EXERCISE BRIEF — Pull out each line of the data that includes the word "women".

EXERCISE INPUTS —
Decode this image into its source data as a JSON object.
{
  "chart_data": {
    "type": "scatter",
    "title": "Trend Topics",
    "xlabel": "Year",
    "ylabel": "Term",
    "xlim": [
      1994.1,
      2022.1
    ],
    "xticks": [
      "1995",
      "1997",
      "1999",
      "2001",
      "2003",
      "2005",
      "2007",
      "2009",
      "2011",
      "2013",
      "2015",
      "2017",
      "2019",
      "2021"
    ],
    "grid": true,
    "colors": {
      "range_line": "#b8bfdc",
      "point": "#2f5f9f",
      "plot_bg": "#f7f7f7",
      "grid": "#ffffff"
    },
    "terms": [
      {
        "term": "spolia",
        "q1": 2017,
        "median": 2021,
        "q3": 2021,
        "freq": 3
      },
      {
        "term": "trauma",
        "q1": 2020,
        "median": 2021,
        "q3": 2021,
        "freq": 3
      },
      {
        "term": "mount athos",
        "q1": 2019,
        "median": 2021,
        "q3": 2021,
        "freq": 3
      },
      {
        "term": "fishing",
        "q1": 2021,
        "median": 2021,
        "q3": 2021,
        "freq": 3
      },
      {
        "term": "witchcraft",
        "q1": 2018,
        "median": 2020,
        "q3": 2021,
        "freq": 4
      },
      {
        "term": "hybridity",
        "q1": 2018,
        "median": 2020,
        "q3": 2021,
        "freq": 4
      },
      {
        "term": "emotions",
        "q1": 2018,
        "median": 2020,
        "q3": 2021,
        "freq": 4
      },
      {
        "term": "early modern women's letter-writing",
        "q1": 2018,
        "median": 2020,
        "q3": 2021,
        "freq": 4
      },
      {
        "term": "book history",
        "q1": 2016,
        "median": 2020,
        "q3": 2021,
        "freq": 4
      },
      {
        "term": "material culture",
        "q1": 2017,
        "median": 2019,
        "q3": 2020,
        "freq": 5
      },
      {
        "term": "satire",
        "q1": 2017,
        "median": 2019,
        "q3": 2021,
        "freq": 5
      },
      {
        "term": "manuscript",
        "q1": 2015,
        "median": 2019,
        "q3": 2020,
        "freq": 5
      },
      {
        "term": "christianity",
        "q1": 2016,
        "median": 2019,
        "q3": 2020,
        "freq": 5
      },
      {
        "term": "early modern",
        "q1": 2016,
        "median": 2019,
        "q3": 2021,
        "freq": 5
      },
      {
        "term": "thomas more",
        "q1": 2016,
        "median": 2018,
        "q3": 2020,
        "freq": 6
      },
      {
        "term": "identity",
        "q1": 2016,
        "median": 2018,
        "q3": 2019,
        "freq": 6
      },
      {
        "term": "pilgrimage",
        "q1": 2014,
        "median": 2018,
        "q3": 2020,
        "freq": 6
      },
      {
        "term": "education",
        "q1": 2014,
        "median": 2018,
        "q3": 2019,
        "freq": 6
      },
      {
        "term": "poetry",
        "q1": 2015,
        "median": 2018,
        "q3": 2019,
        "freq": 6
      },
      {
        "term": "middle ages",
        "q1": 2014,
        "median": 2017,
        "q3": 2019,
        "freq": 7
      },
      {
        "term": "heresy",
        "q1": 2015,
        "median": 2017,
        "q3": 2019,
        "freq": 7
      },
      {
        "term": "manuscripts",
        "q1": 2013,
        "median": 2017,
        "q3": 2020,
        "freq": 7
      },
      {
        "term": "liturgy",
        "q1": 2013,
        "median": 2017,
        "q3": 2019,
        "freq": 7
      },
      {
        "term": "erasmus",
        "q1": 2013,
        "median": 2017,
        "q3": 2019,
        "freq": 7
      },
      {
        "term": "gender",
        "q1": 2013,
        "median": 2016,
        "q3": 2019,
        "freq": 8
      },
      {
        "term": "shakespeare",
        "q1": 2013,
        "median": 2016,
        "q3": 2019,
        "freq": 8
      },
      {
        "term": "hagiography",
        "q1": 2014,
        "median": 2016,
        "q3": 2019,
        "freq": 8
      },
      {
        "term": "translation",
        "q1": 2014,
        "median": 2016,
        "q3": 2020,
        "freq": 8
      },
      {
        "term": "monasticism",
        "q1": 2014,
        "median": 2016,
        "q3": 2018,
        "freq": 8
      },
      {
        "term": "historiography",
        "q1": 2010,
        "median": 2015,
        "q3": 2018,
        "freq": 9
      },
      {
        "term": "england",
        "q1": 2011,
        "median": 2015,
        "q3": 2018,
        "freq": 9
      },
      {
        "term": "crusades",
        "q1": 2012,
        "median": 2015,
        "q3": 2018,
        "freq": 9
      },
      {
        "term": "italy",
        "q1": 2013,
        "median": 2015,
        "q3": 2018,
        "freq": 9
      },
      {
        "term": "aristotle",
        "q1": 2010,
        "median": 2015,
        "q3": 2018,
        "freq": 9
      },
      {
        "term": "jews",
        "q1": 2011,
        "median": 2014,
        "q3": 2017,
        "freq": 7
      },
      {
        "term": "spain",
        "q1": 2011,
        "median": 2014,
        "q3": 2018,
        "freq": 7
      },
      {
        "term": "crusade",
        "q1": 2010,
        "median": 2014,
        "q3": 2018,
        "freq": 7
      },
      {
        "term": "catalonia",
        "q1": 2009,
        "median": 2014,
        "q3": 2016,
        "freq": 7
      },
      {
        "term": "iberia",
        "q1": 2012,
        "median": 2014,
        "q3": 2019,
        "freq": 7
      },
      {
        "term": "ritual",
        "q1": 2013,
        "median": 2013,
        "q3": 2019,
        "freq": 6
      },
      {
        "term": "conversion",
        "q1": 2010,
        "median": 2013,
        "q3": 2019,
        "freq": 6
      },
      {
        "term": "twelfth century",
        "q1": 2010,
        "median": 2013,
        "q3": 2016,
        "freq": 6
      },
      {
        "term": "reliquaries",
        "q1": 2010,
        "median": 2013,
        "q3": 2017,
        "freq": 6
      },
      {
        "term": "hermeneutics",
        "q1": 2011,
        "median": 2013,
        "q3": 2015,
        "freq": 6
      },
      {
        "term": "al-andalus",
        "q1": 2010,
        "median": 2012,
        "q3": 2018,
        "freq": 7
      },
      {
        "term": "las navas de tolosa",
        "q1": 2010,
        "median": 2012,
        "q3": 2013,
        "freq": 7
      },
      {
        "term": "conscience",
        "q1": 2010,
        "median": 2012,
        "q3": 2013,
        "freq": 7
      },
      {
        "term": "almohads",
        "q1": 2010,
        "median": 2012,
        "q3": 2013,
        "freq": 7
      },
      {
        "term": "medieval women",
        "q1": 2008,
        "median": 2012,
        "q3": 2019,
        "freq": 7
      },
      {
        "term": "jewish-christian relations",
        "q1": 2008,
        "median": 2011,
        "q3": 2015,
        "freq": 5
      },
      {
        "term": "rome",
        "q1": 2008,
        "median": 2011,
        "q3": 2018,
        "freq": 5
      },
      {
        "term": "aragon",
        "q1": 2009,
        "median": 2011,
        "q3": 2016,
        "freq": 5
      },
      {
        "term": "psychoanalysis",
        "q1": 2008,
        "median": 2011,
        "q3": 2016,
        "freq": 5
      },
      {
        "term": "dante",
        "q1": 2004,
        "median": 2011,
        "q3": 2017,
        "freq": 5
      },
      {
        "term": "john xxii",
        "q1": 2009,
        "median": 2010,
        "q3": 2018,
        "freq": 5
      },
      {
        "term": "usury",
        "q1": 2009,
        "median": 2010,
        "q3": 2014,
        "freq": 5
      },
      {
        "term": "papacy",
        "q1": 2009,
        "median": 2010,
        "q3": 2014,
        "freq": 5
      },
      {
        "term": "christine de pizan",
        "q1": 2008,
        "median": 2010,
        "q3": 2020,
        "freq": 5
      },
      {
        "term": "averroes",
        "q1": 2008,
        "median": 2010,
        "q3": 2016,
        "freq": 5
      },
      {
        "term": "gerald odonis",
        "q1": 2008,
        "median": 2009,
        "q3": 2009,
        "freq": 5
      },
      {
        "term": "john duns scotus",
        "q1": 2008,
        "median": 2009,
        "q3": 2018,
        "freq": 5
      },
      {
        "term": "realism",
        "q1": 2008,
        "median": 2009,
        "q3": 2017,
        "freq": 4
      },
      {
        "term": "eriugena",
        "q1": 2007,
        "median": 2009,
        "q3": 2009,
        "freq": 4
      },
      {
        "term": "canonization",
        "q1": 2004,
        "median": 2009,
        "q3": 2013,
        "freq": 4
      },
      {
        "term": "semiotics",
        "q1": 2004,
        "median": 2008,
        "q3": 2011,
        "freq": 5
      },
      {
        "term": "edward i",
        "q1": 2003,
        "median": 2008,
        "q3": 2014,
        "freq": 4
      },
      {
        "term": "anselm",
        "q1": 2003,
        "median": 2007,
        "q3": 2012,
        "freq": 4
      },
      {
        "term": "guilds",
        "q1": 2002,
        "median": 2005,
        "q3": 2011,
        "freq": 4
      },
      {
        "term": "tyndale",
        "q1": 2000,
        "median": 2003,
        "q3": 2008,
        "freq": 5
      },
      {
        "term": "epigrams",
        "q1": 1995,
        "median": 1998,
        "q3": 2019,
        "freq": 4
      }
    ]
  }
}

OUTPUT BELOW —
        "term": "early modern women's letter-writing",
        "term": "medieval women",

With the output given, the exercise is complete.